## WRITTEN INSTRUCTION:
Without omitting anything, return the records precisely as given.

Stored entries:
---
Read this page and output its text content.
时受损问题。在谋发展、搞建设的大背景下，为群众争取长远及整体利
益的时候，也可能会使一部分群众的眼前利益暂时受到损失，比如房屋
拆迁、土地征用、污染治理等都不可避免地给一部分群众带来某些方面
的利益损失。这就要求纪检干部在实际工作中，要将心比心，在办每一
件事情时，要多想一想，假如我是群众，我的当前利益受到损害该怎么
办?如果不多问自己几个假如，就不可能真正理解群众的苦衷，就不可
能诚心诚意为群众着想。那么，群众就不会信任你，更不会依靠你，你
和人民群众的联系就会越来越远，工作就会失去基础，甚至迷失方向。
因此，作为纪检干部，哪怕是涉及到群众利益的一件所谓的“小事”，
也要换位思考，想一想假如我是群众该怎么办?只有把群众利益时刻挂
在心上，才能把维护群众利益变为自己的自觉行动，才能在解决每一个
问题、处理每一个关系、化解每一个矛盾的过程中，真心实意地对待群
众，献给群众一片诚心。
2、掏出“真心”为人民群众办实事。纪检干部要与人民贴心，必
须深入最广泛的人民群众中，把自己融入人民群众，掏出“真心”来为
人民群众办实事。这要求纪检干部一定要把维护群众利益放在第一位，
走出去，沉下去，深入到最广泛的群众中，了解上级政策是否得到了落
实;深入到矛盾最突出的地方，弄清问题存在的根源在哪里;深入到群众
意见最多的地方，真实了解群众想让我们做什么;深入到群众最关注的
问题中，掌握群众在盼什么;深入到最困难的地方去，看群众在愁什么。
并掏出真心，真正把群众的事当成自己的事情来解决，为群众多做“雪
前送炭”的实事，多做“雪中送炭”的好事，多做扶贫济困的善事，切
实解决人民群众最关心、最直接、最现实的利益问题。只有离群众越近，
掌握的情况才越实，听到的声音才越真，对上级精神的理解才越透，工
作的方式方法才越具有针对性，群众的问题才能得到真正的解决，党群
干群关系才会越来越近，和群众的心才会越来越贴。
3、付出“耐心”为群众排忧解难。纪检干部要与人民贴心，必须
---
## EXERCISE RESULT:
Read this page and output its text content.
时受损问题。在谋发展、搞建设的大背景下，为群众争取长远及整体利
益的时候，也可能会使一部分群众的眼前利益暂时受到损失，比如房屋
拆迁、土地征用、污染治理等都不可避免地给一部分群众带来某些方面
的利益损失。这就要求纪检干部在实际工作中，要将心比心，在办每一
件事情时，要多想一想，假如我是群众，我的当前利益受到损害该怎么
办?如果不多问自己几个假如，就不可能真正理解群众的苦衷，就不可
能诚心诚意为群众着想。那么，群众就不会信任你，更不会依靠你，你
和人民群众的联系就会越来越远，工作就会失去基础，甚至迷失方向。
因此，作为纪检干部，哪怕是涉及到群众利益的一件所谓的“小事”，
也要换位思考，想一想假如我是群众该怎么办?只有把群众利益时刻挂
在心上，才能把维护群众利益变为自己的自觉行动，才能在解决每一个
问题、处理每一个关系、化解每一个矛盾的过程中，真心实意地对待群
众，献给群众一片诚心。
2、掏出“真心”为人民群众办实事。纪检干部要与人民贴心，必
须深入最广泛的人民群众中，把自己融入人民群众，掏出“真心”来为
人民群众办实事。这要求纪检干部一定要把维护群众利益放在第一位，
走出去，沉下去，深入到最广泛的群众中，了解上级政策是否得到了落
实;深入到矛盾最突出的地方，弄清问题存在的根源在哪里;深入到群众
意见最多的地方，真实了解群众想让我们做什么;深入到群众最关注的
问题中，掌握群众在盼什么;深入到最困难的地方去，看群众在愁什么。
并掏出真心，真正把群众的事当成自己的事情来解决，为群众多做“雪
前送炭”的实事，多做“雪中送炭”的好事，多做扶贫济困的善事，切
实解决人民群众最关心、最直接、最现实的利益问题。只有离群众越近，
掌握的情况才越实，听到的声音才越真，对上级精神的理解才越透，工
作的方式方法才越具有针对性，群众的问题才能得到真正的解决，党群
干群关系才会越来越近，和群众的心才会越来越贴。
3、付出“耐心”为群众排忧解难。纪检干部要与人民贴心，必须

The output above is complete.